» **EXTRAIT DU TEXTE**:
◆ ◆ ◆ ◆ ◆
La sensation d’être en retard

Avez-vous déjà eu cette une sensation désagréable d’avoir quelque chose à faire mais que vous ne savez plus quoi? La cause, c’est la multiplication. Il y a tellement à faire, en si peu de temps que naît la sensation constante de louper quelque chose.

 

Dans son livre “Accélération, une critique sociale du temps”, le philosophe Hartmunt Rosa explique pourquoi nous ressentons une accélération. Selon lui, l’innovation technique induit une vitesse plus grande dans nos déplacements et nos communications, ainsi que des possibilités plus nombreuses. Cette augmentation de la vitesse et des possibilités multiplient les changements sociétaux. Comme la société change, nos vies privées sont également changeantes et nous sommes tributaires de cette accélération.

 

Tout ça nous laisse l’impression générale que le temps file, qu’il s’accélère. C’est comme si nous étions emportés dans une course folle. D’ailleurs, nous le constatons tous les jours : il est devenu impossible d’attendre, il faut que les choses soient immédiates. Google a listé en 2021 des critères qu’il considère comme essentiels, dont la rapidité. Le moteur de recherche donne un malus aux sites qui contiennent une page dont le chargement est de plus de 2 secondes, car au-delà de 2 secondes d’attente, les utilisateurs ferment le site !

La sensation désagréable d'avoir oublié quelque chose

Pourquoi subir cette vitesse infernale ?

Nous pourrions faire comme si de rien n’était et vivre à notre rythme. Mais c’est sans compter notre besoin fondamental de faire partie d’un groupe. Nous avons besoin de nous sentir “dans le coup”, de ne pas être à part. L’angoisse d’être laissé de côté si nous loupons quelque chose fait que nous suivons le mouvement.

 

 

D’ailleurs, la vitesse nous fait rêver. Les voitures de sport, les avions, les films d’action… Tout ça a un côté “ouah”!. Il y a trois raisons à cela. D’abord, la vitesse nous sort de nos conditions d’humains limités par notre corps. Elle nous permet de devenir des Sur-Hommes. Ensuite, dans notre culture, il y a un stéréotype fort : vitesse = jeunesse. Ceux qui vont doucement, ce sont les personnes âgées ! Et enfin, des mécanismes cérébraux interviennent. Selon les chercheurs en neurosciences, lorsque des volontaires utilisent des dispositifs d’accélération (commenter une vidéo passée en vitesse accélérée par exemple), les ressentis émotionnels positifs augmentent. Les volontaires se sentent plus alertes, actifs et enthousiastes.
◆ ◆ ◆ ◆ ◆
» **EXERCICES À RÉALISER**:
a) D'après le texte sur la sensation d'être en retard, à partir de quelle durée de chargement d'une page Google pénalise-t-il un site ?
b) Rédigez la suite du texte sur la sensation d'être en retard, en reprenant après sa dernière phrase.

» **Données de position des éléments**:
◆ ◆ ◆ ◆ ◆
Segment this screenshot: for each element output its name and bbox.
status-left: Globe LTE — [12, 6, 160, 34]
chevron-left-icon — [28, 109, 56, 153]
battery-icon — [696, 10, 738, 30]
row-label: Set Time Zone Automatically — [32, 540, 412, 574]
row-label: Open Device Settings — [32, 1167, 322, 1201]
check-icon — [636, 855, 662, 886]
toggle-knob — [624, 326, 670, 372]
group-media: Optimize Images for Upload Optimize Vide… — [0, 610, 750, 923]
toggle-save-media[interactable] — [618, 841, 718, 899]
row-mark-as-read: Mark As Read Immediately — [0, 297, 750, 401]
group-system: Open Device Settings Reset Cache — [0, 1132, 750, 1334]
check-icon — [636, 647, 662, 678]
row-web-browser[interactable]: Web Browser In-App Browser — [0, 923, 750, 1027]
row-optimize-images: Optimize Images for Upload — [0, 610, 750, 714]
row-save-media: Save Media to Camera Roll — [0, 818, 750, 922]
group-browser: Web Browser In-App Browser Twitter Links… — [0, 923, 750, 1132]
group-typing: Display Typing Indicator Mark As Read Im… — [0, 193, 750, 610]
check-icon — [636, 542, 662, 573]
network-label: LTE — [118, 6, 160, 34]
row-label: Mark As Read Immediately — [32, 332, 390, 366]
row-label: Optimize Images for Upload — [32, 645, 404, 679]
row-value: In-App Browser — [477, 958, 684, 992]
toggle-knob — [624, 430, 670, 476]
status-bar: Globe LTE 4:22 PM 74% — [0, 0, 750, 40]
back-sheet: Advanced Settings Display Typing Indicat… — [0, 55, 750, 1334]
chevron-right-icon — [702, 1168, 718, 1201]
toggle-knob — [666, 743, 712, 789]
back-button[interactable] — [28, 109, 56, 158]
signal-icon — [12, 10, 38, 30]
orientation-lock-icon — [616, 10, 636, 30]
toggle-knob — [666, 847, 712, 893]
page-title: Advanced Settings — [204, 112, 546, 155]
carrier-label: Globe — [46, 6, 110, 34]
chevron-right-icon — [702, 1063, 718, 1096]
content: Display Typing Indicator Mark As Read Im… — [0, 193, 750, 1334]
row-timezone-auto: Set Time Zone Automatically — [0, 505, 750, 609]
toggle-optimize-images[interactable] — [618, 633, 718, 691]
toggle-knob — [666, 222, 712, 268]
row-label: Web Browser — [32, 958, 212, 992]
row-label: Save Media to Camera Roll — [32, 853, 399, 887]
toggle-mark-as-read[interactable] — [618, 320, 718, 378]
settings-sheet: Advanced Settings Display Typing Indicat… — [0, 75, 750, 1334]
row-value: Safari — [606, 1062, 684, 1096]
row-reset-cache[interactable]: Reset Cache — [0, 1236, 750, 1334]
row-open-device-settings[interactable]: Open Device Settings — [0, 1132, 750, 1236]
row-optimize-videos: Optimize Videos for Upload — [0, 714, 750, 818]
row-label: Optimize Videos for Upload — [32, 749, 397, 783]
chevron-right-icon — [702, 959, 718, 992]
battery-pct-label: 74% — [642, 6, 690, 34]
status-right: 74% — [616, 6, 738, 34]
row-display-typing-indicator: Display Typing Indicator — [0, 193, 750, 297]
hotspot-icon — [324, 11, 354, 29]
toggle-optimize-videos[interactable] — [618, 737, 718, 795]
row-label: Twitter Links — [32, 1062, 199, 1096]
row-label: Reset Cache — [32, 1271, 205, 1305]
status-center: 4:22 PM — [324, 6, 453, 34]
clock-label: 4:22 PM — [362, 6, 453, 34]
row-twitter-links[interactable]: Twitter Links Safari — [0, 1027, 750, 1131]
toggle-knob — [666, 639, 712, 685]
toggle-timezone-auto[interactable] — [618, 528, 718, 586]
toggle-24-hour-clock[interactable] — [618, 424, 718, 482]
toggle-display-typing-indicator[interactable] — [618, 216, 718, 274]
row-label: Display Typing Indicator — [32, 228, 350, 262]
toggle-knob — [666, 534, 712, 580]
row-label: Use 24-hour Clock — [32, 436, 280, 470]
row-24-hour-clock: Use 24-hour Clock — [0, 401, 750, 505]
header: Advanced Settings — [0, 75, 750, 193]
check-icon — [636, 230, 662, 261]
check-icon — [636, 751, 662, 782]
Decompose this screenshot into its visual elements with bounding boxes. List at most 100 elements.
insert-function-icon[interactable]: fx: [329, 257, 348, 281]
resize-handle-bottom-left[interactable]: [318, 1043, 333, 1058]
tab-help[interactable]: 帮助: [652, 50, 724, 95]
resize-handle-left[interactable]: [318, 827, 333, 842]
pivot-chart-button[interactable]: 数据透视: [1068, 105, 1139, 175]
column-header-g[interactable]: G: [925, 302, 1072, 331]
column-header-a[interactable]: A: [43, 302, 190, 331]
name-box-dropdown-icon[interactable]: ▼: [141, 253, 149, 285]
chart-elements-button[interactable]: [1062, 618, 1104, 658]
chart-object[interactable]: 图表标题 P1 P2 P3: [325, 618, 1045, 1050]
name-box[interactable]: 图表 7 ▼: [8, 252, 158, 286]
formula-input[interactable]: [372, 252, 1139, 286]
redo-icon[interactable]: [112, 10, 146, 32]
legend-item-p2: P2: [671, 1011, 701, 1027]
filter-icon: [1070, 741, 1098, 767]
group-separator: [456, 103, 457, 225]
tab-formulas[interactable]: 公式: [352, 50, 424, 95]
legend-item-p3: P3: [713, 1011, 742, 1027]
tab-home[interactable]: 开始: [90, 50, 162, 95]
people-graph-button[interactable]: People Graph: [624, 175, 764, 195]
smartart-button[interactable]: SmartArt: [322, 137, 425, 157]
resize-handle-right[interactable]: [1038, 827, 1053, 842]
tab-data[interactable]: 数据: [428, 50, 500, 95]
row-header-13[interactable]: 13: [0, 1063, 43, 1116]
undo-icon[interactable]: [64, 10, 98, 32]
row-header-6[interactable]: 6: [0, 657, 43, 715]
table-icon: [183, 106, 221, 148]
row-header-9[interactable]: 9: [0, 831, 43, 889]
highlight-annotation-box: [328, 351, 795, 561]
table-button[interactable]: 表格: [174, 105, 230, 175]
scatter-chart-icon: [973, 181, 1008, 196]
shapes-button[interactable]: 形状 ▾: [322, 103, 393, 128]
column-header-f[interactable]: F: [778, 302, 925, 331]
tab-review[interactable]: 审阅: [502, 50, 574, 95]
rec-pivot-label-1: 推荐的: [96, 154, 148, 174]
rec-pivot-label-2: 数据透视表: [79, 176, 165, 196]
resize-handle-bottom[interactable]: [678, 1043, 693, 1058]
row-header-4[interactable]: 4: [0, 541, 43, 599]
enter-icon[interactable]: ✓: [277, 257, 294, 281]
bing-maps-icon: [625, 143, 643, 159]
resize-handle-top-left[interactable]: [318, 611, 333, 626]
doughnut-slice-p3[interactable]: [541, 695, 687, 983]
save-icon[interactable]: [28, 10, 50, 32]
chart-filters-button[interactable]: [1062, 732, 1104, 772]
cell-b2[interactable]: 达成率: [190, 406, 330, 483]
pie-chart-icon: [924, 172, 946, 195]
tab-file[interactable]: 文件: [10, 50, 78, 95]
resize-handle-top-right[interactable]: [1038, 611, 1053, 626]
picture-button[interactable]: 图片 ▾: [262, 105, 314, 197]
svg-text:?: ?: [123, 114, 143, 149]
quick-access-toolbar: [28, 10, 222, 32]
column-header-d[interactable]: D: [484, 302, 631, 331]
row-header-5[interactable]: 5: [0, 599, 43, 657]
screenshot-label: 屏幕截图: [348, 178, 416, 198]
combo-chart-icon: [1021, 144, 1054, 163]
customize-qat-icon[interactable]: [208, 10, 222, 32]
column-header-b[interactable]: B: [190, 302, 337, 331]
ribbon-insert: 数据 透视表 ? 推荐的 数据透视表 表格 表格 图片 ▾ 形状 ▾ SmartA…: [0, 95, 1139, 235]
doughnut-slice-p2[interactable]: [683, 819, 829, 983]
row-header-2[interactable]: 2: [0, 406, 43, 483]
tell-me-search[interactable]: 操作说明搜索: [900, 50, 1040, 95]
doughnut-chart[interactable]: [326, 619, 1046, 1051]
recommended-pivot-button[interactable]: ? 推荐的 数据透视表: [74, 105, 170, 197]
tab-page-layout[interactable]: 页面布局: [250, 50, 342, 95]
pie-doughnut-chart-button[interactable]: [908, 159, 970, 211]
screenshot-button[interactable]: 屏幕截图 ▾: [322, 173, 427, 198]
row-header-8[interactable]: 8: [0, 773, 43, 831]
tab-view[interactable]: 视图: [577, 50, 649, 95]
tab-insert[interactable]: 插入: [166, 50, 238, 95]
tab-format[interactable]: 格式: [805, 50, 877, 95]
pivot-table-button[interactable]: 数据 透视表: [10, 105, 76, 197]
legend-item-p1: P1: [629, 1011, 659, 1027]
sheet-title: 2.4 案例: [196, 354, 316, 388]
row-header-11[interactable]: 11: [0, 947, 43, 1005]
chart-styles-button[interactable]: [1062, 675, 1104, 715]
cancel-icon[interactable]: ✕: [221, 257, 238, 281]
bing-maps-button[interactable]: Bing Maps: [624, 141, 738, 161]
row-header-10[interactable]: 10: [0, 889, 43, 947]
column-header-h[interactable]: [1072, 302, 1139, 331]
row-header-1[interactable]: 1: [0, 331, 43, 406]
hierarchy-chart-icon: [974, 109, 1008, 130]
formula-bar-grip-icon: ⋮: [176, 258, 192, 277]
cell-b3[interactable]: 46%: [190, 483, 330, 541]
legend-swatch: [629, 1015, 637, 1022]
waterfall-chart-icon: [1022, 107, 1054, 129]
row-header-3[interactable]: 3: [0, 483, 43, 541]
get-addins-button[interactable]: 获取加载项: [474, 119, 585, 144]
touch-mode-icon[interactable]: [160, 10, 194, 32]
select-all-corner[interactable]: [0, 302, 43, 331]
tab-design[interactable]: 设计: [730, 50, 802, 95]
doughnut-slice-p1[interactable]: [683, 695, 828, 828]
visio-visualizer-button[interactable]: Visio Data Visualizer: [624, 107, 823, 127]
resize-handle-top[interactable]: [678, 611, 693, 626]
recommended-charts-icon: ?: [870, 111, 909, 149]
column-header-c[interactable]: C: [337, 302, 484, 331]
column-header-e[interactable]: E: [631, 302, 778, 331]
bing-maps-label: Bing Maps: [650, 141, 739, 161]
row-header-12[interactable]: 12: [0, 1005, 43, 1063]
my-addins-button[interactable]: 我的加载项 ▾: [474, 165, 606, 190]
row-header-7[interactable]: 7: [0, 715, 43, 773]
◆ ◆ ◆ ◆ ◆
» **RÉPONSES PAR EXERCICE**:
a) Quand le chargement d'une page dépasse 2 secondes.

b)
 

Elle aime la vitesse

Efficacité ou vitesse ?

Pendant que la société va de plus en plus vite, que la masse d’infos et d’interactions augmente sans cesse, le droit à l’erreur disparaît. Pourtant, depuis longtemps la psychologie a démontré que performance ne rime pas avec rapidité. Depuis la fin du XIXe siècle, les chercheurs en neurosciences ont constaté que plus on réagit vite, plus on se trompe. De nombreux tests ont démontré que la vitesse augmente le nombre d’erreurs lors tests de questionnaires de culture générale ou de détection d’un signal visuel. La vitesse semble incompatible avec la rigueur et la qualité.

 

 

 

Le cerveau ajuste sa vitesse à la situation

 

Le même dilemme se pose pour effectuer une tâche ou prendre une décision. La vitesse n’est pas toujours la meilleure option. Selon les informations en sa possession, notre cerveau effectue un compromis et ajuste sa vitesse de décision. Pour bien choisir, il a besoin de ralentir et de prendre le temps quand il ne dispose pas des informations nécessaires pour aboutir à un choix efficace. A contrario, notre cerveau aime aller plus vite quand la tâche est trop facile et qu’il n’est pas nécessaire de délibérer davantage. Les psychologues parlent de « compromis vitesse-précision ». Pourtant, souvent nous ne pouvons pas prendre ce temps. Le besoin d’immédiateté nous pousse à faire un choix ou une action. Cela génère du stress, car nous ne respectons pas le fonctionnement optimal de notre cerveau.

 

 

 

La pression de la vitesse diminue notre efficacité

 

 

 

D’ailleurs, de nombreuses études de psychologie montrent que la pression du temps est un problème en elle-même. Si des volontaires ont le même temps pour réaliser un test, mais qu’au premier groupe, il est dit : « Vous disposez de largement assez de temps pour ce test », alors que le deuxième groupe est informé que : « Le temps dont vous disposez sera sans doute insuffisant », les participants du second groupe obtiennent de moins bons résultats. Le sentiment de ne pas avoir assez de temps est un facteur de stress et bloque nos facultés intellectuelles.

 

Aliénation, le piège de la vitesse

Si la société cherche la vitesse, c’est pour améliorer nos vies. Mais nous constatons que la vitesse est aussi un piège qui paralyse notre cerveau.

 

Hartmut Rosa parle d’aliénation, pour exprimer le fait que l’accélération de nos styles de vie appauvrit notre fonctionnement cognitif. Nous sommes des humains « augmentés », capables de se déplacer très vite, de communiquer à distance et d’accéder au savoir mondial en un temps record, Mais en même temps, nos pensées sont de plus en plus brèves et superficielles, car de plus en plus souvent interrompues par diverses sollicitations. Nous disposons de moins de temps pour réfléchir et analyser les informations que nous recevons.

 

 

 

Quand la vitesse nous transforme en machines...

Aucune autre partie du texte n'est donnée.